▶ Provided entries:
##########

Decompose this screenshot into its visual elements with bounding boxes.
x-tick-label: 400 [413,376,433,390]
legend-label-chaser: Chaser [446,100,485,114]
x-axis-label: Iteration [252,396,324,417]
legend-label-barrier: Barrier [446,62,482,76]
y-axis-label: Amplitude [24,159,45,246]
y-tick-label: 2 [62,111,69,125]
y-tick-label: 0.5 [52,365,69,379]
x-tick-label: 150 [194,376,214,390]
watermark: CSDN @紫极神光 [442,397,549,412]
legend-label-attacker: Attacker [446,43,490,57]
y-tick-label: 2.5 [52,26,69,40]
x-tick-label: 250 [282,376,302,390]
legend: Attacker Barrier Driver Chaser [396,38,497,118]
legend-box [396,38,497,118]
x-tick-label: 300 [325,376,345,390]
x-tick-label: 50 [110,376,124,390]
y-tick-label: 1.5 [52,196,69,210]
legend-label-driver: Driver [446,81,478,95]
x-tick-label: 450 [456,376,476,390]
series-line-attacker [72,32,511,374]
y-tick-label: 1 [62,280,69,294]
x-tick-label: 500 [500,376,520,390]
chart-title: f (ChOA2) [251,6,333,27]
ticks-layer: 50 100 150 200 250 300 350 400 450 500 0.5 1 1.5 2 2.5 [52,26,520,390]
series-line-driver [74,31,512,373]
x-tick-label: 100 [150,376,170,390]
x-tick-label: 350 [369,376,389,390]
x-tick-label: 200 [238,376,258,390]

##########

▶ Instructions to follow: Rewrite all of the entries, changing "Iteration" to "Epoch" and leaving everything else unchanged.

▶ Solution:
Decompose this screenshot into its visual elements with bounding boxes.
x-tick-label: 400 [413,376,433,390]
legend-label-chaser: Chaser [446,100,485,114]
x-axis-label: Epoch [252,396,324,417]
legend-label-barrier: Barrier [446,62,482,76]
y-axis-label: Amplitude [24,159,45,246]
y-tick-label: 2 [62,111,69,125]
y-tick-label: 0.5 [52,365,69,379]
x-tick-label: 150 [194,376,214,390]
watermark: CSDN @紫极神光 [442,397,549,412]
legend-label-attacker: Attacker [446,43,490,57]
y-tick-label: 2.5 [52,26,69,40]
x-tick-label: 250 [282,376,302,390]
legend: Attacker Barrier Driver Chaser [396,38,497,118]
legend-box [396,38,497,118]
x-tick-label: 300 [325,376,345,390]
x-tick-label: 50 [110,376,124,390]
y-tick-label: 1.5 [52,196,69,210]
legend-label-driver: Driver [446,81,478,95]
x-tick-label: 450 [456,376,476,390]
series-line-attacker [72,32,511,374]
y-tick-label: 1 [62,280,69,294]
x-tick-label: 500 [500,376,520,390]
chart-title: f (ChOA2) [251,6,333,27]
ticks-layer: 50 100 150 200 250 300 350 400 450 500 0.5 1 1.5 2 2.5 [52,26,520,390]
series-line-driver [74,31,512,373]
x-tick-label: 100 [150,376,170,390]
x-tick-label: 350 [369,376,389,390]
x-tick-label: 200 [238,376,258,390]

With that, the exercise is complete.